• _GOAL OF THE EXERCISE_
Set down, without alteration, the lines from the one that contains "Convert this document image to plain text." through the final line of the material below.

• _Stored records_
-- Start --

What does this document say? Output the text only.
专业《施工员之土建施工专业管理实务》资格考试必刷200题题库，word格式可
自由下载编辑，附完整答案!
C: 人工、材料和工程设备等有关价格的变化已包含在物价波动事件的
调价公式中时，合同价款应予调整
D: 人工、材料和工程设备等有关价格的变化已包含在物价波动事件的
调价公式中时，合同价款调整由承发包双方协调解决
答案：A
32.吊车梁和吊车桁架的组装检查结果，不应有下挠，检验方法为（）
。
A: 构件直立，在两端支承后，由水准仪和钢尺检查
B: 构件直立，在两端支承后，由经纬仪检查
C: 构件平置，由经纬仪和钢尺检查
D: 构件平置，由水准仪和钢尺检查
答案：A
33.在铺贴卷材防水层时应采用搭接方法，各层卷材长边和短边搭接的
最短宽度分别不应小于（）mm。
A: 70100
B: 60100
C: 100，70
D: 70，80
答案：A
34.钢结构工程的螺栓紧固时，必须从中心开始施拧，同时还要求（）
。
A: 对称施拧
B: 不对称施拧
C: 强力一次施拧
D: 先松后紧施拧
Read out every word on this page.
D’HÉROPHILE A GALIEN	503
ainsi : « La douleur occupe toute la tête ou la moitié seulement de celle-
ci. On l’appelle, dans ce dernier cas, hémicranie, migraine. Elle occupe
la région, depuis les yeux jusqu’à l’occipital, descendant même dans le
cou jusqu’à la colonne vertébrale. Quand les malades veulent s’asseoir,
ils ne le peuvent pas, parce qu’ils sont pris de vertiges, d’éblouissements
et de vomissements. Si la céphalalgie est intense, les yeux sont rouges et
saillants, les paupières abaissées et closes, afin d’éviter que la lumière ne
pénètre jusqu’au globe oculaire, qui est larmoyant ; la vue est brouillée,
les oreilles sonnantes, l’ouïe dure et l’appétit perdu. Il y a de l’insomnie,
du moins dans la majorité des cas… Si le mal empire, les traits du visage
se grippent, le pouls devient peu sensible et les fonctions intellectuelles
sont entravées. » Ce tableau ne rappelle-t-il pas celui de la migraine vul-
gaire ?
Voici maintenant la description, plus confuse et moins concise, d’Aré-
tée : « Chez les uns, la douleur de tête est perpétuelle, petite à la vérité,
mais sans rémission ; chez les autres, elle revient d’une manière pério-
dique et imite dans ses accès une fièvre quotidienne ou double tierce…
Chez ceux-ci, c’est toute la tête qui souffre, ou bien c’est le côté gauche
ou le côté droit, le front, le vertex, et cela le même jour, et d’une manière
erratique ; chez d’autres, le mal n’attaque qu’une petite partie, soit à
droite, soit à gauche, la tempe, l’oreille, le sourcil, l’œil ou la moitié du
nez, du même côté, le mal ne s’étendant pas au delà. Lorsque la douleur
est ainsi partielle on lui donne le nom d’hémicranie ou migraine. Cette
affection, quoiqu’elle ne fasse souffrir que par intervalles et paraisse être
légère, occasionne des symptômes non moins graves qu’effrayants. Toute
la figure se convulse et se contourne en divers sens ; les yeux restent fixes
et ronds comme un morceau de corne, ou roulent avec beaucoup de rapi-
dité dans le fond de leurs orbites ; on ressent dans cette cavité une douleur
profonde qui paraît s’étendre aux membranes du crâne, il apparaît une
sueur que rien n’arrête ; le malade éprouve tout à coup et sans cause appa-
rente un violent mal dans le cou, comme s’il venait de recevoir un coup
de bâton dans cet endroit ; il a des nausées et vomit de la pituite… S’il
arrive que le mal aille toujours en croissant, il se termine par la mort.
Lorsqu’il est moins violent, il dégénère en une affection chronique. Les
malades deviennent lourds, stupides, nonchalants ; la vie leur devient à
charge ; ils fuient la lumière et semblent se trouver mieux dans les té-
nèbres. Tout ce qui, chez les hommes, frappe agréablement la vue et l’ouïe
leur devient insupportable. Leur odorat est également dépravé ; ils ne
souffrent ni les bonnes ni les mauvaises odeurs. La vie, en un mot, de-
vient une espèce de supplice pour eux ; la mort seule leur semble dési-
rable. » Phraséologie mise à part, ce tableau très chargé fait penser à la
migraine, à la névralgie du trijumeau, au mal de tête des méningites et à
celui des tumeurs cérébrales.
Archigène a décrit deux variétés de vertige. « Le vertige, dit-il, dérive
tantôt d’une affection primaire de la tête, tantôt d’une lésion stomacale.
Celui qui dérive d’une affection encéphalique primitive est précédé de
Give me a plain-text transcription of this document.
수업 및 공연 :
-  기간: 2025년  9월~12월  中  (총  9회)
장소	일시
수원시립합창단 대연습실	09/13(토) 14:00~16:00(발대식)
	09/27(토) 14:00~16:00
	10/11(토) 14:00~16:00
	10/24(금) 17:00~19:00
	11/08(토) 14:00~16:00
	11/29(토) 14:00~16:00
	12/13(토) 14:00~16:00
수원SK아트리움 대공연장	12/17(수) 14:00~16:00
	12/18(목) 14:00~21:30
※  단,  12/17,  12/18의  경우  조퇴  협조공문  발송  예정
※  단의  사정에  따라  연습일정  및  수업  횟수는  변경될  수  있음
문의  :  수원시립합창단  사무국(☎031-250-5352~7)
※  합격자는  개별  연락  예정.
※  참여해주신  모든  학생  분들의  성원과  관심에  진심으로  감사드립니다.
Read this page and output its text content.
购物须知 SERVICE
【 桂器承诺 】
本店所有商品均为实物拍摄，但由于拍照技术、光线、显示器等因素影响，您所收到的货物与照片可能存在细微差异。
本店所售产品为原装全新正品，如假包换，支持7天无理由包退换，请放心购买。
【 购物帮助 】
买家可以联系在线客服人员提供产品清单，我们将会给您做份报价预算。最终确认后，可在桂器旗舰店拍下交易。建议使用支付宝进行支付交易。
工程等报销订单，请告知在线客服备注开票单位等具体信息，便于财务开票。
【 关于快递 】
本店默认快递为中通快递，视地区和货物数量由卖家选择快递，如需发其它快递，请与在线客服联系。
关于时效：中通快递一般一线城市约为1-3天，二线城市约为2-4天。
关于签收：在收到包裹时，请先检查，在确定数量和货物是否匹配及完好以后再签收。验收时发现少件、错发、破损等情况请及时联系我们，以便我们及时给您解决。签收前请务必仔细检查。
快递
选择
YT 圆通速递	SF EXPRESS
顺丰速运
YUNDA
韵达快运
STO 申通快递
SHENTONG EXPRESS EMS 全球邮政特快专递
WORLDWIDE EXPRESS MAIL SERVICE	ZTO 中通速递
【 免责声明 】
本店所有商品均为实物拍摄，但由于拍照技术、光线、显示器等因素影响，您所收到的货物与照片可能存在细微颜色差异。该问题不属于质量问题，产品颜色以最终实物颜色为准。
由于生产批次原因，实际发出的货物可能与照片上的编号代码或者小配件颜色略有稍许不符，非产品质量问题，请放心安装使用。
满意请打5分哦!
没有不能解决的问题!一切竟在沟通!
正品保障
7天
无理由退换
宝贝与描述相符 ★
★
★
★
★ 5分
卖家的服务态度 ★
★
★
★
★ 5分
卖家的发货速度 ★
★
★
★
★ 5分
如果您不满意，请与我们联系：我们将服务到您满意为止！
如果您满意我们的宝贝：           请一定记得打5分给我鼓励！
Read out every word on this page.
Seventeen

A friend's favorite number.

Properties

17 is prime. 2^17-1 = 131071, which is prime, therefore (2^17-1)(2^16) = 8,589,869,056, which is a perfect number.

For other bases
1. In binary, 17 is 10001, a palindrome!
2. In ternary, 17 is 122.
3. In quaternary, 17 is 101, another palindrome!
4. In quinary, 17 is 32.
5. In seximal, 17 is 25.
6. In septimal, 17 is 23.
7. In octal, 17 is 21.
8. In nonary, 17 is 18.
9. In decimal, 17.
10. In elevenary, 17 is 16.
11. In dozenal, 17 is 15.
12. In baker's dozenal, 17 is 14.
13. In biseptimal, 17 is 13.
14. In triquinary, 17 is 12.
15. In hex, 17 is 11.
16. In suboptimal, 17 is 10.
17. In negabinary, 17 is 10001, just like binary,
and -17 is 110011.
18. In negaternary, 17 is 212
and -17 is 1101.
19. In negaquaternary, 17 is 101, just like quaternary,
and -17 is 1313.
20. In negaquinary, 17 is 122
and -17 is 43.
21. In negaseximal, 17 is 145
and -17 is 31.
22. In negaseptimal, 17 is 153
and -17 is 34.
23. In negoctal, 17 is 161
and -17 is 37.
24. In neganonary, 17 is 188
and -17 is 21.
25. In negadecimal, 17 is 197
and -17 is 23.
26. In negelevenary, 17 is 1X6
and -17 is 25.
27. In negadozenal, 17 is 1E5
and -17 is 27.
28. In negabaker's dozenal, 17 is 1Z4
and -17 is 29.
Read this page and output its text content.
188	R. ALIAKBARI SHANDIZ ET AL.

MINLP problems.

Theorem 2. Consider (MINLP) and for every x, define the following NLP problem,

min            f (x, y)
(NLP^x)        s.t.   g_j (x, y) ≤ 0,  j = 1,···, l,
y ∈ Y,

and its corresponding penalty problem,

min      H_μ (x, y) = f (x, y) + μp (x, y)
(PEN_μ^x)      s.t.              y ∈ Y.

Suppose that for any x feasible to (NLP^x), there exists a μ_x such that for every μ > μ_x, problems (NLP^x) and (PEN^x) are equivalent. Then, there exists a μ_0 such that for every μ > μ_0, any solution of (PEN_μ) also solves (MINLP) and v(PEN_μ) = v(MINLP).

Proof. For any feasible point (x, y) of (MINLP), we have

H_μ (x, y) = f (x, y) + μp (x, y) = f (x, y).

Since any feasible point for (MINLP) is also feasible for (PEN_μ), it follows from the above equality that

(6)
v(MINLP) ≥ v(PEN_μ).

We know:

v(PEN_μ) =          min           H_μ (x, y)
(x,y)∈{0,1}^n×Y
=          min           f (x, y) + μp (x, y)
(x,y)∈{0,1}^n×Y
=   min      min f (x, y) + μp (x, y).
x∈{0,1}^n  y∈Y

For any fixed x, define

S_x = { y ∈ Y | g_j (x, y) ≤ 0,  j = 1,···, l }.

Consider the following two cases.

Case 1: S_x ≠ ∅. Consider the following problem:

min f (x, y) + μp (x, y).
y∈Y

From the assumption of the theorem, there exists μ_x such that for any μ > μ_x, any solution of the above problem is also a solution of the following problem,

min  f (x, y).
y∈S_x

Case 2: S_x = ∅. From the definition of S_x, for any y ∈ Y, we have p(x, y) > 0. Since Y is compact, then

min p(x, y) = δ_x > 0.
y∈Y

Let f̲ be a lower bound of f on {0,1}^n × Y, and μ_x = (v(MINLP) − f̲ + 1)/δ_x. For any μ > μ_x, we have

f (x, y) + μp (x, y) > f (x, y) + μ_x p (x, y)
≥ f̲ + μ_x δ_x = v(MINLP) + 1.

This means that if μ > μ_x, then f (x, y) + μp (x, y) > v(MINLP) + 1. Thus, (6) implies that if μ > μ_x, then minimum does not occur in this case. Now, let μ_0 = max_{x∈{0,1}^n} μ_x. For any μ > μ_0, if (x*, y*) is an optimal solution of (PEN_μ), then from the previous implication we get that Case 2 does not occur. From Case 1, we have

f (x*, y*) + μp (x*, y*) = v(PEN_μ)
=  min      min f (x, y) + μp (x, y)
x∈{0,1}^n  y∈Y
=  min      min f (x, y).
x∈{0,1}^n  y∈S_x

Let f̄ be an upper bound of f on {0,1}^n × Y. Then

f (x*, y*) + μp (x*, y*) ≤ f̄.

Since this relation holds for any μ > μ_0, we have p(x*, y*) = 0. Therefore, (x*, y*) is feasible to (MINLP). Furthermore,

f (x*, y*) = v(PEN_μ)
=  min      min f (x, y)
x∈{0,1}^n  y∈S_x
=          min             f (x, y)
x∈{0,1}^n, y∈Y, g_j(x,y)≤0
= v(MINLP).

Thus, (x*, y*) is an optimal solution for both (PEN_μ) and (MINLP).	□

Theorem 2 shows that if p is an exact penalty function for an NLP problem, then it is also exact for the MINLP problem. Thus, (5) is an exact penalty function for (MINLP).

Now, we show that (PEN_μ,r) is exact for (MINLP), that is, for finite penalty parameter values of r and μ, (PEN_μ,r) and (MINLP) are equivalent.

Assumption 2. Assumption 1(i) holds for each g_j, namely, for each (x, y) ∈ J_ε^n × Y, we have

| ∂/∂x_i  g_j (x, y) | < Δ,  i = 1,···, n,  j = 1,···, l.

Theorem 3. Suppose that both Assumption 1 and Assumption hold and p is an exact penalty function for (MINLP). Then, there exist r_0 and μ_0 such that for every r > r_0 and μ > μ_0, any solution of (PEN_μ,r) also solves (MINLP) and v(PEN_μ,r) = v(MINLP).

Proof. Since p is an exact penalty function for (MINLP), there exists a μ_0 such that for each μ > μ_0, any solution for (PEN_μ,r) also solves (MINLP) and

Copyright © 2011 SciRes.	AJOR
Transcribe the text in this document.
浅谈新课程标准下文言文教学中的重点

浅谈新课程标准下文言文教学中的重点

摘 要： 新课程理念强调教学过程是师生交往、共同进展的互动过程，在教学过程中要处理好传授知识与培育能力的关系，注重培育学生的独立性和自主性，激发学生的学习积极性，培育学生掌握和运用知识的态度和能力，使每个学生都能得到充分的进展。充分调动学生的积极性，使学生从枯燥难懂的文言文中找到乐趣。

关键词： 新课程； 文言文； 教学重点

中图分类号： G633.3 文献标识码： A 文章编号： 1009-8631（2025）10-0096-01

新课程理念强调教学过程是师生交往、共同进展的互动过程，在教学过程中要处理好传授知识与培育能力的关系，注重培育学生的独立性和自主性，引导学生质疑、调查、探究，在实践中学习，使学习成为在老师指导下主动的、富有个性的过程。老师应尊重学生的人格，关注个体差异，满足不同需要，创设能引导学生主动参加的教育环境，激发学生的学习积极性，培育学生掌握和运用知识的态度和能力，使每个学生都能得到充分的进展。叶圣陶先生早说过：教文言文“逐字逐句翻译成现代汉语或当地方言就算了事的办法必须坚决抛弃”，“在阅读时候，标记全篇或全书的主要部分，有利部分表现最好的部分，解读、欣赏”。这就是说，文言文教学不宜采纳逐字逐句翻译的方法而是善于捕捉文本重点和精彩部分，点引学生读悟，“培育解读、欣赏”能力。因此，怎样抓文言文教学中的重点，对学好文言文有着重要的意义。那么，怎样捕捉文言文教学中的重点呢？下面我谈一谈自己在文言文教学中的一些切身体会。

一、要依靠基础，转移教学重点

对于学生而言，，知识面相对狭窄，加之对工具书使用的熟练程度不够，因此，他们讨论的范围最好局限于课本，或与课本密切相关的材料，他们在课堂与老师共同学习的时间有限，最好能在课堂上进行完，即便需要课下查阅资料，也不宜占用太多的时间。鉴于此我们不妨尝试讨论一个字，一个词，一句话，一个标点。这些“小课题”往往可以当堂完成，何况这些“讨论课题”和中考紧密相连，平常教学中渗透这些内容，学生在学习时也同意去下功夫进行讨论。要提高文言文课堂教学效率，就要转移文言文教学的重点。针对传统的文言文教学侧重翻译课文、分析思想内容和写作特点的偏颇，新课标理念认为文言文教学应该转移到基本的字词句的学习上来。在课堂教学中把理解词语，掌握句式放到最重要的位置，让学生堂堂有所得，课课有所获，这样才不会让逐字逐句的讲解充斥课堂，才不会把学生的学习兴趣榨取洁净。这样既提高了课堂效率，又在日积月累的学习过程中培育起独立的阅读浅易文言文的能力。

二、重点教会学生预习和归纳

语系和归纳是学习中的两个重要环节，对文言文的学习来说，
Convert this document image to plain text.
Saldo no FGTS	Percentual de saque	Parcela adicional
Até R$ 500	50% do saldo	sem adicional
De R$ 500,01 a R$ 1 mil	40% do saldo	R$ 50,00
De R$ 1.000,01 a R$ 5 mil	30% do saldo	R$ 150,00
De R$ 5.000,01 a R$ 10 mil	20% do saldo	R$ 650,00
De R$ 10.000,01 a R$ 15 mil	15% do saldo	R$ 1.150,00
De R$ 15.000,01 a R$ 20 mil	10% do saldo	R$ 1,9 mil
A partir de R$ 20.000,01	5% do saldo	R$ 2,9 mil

-- End --

• _ANSWER TO THE TASK_
Convert this document image to plain text.
Saldo no FGTS	Percentual de saque	Parcela adicional
Até R$ 500	50% do saldo	sem adicional
De R$ 500,01 a R$ 1 mil	40% do saldo	R$ 50,00
De R$ 1.000,01 a R$ 5 mil	30% do saldo	R$ 150,00
De R$ 5.000,01 a R$ 10 mil	20% do saldo	R$ 650,00
De R$ 10.000,01 a R$ 15 mil	15% do saldo	R$ 1.150,00
De R$ 15.000,01 a R$ 20 mil	10% do saldo	R$ 1,9 mil
A partir de R$ 20.000,01	5% do saldo	R$ 2,9 mil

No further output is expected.